» **Work to be completed**: Going line by line through the records below, count those containing the word "output", then give only the count.

[Excerpts from a figure dataset]
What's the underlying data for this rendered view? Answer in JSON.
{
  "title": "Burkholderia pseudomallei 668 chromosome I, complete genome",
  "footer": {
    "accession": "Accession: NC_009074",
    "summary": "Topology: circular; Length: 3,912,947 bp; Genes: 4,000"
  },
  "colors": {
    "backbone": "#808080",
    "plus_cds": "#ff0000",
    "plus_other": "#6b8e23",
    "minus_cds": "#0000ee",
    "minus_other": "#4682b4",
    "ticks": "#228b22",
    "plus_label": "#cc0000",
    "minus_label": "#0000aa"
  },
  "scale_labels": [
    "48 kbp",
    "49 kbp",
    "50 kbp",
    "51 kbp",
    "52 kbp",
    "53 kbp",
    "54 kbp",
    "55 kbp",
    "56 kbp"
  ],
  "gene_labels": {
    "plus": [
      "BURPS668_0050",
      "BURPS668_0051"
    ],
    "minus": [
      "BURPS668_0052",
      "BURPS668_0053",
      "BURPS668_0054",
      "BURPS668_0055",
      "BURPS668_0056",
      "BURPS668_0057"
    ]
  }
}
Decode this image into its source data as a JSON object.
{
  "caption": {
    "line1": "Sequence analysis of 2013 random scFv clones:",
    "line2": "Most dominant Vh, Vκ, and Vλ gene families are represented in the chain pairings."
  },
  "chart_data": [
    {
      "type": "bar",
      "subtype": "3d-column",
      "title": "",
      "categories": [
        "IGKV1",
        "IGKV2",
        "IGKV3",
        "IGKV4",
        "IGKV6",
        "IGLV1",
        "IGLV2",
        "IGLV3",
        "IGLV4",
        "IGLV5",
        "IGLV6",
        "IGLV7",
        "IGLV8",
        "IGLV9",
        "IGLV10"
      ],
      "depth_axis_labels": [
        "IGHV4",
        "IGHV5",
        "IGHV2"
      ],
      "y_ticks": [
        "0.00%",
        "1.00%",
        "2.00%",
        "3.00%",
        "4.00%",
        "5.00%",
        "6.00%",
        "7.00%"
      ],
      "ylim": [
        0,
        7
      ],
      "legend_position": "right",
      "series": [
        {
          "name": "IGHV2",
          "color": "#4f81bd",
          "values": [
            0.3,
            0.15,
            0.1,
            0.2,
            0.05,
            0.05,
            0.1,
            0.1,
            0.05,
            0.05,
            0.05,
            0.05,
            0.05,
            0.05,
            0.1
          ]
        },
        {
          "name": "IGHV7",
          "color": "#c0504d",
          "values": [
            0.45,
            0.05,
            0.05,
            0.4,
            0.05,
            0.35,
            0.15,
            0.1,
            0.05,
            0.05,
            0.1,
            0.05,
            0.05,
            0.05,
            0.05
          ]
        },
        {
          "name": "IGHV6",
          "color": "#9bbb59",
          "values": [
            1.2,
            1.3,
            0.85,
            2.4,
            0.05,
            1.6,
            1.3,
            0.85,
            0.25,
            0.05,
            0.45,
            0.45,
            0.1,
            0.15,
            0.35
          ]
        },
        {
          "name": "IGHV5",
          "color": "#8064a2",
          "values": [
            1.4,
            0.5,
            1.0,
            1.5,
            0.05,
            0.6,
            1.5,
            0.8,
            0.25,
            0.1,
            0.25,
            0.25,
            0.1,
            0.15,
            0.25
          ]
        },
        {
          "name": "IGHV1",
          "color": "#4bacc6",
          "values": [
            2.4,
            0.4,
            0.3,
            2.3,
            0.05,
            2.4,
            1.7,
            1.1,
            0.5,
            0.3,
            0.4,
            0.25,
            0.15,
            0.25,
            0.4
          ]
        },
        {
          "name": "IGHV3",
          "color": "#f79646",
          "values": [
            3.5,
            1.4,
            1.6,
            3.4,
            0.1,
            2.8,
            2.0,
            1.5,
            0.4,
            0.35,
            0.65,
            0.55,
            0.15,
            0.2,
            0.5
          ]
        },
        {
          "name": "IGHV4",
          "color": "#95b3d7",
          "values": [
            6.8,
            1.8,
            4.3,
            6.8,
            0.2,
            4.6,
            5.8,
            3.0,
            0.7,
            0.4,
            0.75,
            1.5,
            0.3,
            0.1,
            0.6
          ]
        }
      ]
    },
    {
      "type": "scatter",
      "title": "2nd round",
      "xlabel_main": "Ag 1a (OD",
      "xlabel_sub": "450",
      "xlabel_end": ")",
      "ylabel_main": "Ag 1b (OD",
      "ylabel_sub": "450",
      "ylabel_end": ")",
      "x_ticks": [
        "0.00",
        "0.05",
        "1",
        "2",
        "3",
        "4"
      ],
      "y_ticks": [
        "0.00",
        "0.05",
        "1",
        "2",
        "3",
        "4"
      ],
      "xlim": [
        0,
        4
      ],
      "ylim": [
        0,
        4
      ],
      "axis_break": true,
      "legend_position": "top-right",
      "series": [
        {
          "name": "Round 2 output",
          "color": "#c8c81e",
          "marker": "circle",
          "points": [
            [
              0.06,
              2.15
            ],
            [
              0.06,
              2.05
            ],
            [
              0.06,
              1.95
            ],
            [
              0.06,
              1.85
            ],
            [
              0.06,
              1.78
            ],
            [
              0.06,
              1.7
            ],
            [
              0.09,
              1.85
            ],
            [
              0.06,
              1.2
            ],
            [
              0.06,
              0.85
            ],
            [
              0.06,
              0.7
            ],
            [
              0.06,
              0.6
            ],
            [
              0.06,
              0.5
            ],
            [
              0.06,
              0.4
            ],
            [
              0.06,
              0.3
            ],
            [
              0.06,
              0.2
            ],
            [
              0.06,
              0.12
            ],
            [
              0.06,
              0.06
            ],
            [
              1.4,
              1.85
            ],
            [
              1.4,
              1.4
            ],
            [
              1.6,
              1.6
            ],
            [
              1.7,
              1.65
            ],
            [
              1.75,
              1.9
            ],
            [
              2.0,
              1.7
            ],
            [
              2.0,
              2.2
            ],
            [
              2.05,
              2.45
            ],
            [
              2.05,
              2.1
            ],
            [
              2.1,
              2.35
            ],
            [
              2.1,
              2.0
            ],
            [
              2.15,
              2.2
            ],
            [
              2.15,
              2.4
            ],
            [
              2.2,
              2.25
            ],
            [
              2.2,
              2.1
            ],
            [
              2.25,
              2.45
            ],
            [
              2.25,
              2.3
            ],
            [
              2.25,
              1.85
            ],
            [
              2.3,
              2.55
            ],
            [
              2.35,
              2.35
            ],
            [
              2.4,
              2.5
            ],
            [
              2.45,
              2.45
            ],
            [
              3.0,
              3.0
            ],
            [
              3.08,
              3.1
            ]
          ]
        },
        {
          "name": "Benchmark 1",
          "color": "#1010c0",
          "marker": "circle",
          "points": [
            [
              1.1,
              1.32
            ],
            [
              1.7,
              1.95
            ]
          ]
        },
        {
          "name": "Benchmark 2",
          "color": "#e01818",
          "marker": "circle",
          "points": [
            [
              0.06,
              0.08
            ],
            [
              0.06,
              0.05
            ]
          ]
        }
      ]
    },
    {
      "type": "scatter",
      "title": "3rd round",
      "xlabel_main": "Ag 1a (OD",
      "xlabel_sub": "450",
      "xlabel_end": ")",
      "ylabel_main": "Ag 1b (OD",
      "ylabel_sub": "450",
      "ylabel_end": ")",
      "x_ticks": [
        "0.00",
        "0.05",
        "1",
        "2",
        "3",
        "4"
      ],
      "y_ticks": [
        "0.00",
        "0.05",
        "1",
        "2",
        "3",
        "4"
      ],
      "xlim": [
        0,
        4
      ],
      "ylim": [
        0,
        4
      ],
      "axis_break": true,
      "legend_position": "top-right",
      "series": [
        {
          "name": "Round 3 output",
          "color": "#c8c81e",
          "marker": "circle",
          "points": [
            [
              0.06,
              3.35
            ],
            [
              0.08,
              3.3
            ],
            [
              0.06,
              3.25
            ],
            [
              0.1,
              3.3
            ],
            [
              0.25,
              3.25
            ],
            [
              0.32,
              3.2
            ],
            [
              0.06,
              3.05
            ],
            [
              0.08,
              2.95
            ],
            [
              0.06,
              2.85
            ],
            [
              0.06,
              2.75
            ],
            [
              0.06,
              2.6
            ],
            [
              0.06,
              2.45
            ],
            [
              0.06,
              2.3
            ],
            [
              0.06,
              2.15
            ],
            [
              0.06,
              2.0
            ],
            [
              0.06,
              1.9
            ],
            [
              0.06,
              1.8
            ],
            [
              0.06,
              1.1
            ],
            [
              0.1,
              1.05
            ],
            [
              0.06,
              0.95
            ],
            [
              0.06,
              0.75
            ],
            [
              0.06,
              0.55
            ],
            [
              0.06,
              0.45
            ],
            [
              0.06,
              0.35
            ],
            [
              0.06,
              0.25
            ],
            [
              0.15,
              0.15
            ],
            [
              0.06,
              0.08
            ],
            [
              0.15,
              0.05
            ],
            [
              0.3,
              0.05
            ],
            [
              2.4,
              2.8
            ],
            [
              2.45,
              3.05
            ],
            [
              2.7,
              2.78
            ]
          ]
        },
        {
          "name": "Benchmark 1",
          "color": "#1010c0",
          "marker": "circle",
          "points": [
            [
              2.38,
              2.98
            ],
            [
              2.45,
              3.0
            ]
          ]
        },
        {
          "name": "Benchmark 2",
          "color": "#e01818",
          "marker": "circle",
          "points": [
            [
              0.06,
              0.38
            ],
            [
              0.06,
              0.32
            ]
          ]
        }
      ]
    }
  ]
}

» **Result for this exercise**: 2